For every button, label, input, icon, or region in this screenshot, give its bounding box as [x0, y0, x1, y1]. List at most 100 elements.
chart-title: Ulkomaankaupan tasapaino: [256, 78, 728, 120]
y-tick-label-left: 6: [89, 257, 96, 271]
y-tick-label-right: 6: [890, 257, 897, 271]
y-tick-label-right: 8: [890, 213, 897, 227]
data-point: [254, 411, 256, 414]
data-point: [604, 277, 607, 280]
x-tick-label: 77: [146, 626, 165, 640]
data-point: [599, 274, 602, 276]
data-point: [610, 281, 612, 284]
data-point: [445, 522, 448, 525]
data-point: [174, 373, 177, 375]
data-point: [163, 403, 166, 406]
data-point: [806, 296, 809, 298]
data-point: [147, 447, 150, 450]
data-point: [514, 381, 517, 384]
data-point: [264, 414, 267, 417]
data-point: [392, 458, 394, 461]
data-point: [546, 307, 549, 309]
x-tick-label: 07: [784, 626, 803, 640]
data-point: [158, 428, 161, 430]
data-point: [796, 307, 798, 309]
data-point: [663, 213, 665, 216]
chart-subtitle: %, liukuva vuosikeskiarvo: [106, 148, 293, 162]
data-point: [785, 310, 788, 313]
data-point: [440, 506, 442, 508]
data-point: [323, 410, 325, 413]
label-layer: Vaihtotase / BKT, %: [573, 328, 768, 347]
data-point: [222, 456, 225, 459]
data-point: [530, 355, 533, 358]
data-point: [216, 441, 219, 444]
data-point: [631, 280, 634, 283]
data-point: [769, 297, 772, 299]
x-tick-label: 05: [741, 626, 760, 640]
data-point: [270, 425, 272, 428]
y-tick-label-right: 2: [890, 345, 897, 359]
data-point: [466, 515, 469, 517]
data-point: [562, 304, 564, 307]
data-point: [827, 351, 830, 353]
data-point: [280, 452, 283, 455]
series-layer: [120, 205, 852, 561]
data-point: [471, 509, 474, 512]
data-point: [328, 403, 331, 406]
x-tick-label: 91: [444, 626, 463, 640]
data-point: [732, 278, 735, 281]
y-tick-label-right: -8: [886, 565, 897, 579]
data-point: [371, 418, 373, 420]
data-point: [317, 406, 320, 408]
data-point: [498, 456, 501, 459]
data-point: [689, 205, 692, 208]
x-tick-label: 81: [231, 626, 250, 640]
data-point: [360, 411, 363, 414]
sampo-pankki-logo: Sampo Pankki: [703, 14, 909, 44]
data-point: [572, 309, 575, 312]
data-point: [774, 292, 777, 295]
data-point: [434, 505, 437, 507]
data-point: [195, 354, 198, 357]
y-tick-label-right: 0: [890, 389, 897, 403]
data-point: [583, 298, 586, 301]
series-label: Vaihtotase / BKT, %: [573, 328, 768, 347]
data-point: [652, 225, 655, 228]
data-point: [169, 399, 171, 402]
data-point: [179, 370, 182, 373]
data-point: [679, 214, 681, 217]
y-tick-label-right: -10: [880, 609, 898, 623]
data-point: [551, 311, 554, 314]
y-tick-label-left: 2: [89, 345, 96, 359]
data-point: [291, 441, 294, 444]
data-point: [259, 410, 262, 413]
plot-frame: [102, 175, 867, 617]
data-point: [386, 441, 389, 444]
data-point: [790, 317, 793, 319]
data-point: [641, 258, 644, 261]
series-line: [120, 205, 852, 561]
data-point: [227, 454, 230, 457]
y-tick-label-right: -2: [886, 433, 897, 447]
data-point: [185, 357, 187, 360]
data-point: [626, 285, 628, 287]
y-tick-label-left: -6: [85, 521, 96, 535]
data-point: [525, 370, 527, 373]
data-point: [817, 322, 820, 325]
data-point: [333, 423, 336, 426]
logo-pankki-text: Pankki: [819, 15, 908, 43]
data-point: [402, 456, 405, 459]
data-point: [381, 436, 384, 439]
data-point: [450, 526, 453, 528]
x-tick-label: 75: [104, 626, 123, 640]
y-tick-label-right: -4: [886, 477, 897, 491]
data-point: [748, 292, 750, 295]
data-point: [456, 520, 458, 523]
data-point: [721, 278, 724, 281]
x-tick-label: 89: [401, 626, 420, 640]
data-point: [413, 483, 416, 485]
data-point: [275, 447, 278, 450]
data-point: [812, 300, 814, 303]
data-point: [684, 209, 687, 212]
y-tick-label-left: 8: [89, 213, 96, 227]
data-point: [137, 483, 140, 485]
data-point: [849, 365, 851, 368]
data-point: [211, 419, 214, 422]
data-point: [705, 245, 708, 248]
----
(Your objective): Please copy out every line of the material above, reproducing each one unchanged.

(The response):
For every button, label, input, icon, or region in this screenshot, give its bounding box as [x0, y0, x1, y1]. List at most 100 elements.
chart-title: Ulkomaankaupan tasapaino: [256, 78, 728, 120]
y-tick-label-left: 6: [89, 257, 96, 271]
y-tick-label-right: 6: [890, 257, 897, 271]
y-tick-label-right: 8: [890, 213, 897, 227]
data-point: [254, 411, 256, 414]
data-point: [604, 277, 607, 280]
x-tick-label: 77: [146, 626, 165, 640]
data-point: [599, 274, 602, 276]
data-point: [610, 281, 612, 284]
data-point: [445, 522, 448, 525]
data-point: [174, 373, 177, 375]
data-point: [163, 403, 166, 406]
data-point: [806, 296, 809, 298]
data-point: [147, 447, 150, 450]
data-point: [514, 381, 517, 384]
data-point: [264, 414, 267, 417]
data-point: [392, 458, 394, 461]
data-point: [546, 307, 549, 309]
x-tick-label: 07: [784, 626, 803, 640]
data-point: [158, 428, 161, 430]
data-point: [796, 307, 798, 309]
data-point: [663, 213, 665, 216]
chart-subtitle: %, liukuva vuosikeskiarvo: [106, 148, 293, 162]
data-point: [785, 310, 788, 313]
data-point: [440, 506, 442, 508]
data-point: [323, 410, 325, 413]
label-layer: Vaihtotase / BKT, %: [573, 328, 768, 347]
data-point: [222, 456, 225, 459]
data-point: [530, 355, 533, 358]
data-point: [216, 441, 219, 444]
data-point: [631, 280, 634, 283]
data-point: [769, 297, 772, 299]
x-tick-label: 05: [741, 626, 760, 640]
data-point: [270, 425, 272, 428]
y-tick-label-right: 2: [890, 345, 897, 359]
data-point: [466, 515, 469, 517]
data-point: [562, 304, 564, 307]
data-point: [827, 351, 830, 353]
data-point: [280, 452, 283, 455]
series-layer: [120, 205, 852, 561]
data-point: [471, 509, 474, 512]
data-point: [328, 403, 331, 406]
x-tick-label: 91: [444, 626, 463, 640]
data-point: [732, 278, 735, 281]
y-tick-label-right: -8: [886, 565, 897, 579]
data-point: [371, 418, 373, 420]
data-point: [317, 406, 320, 408]
data-point: [498, 456, 501, 459]
data-point: [689, 205, 692, 208]
x-tick-label: 81: [231, 626, 250, 640]
data-point: [360, 411, 363, 414]
sampo-pankki-logo: Sampo Pankki: [703, 14, 909, 44]
data-point: [572, 309, 575, 312]
data-point: [774, 292, 777, 295]
data-point: [434, 505, 437, 507]
data-point: [195, 354, 198, 357]
y-tick-label-right: 0: [890, 389, 897, 403]
data-point: [583, 298, 586, 301]
series-label: Vaihtotase / BKT, %: [573, 328, 768, 347]
data-point: [652, 225, 655, 228]
data-point: [169, 399, 171, 402]
data-point: [179, 370, 182, 373]
data-point: [679, 214, 681, 217]
y-tick-label-right: -10: [880, 609, 898, 623]
data-point: [551, 311, 554, 314]
y-tick-label-left: 2: [89, 345, 96, 359]
data-point: [291, 441, 294, 444]
data-point: [259, 410, 262, 413]
plot-frame: [102, 175, 867, 617]
data-point: [386, 441, 389, 444]
data-point: [790, 317, 793, 319]
data-point: [641, 258, 644, 261]
series-line: [120, 205, 852, 561]
data-point: [227, 454, 230, 457]
y-tick-label-right: -2: [886, 433, 897, 447]
data-point: [185, 357, 187, 360]
data-point: [626, 285, 628, 287]
y-tick-label-left: -6: [85, 521, 96, 535]
data-point: [525, 370, 527, 373]
data-point: [817, 322, 820, 325]
data-point: [333, 423, 336, 426]
logo-pankki-text: Pankki: [819, 15, 908, 43]
data-point: [402, 456, 405, 459]
data-point: [381, 436, 384, 439]
data-point: [450, 526, 453, 528]
x-tick-label: 75: [104, 626, 123, 640]
y-tick-label-right: -4: [886, 477, 897, 491]
data-point: [748, 292, 750, 295]
data-point: [456, 520, 458, 523]
data-point: [721, 278, 724, 281]
x-tick-label: 89: [401, 626, 420, 640]
data-point: [413, 483, 416, 485]
data-point: [275, 447, 278, 450]
data-point: [812, 300, 814, 303]
data-point: [684, 209, 687, 212]
y-tick-label-left: 8: [89, 213, 96, 227]
data-point: [137, 483, 140, 485]
data-point: [849, 365, 851, 368]
data-point: [211, 419, 214, 422]
data-point: [705, 245, 708, 248]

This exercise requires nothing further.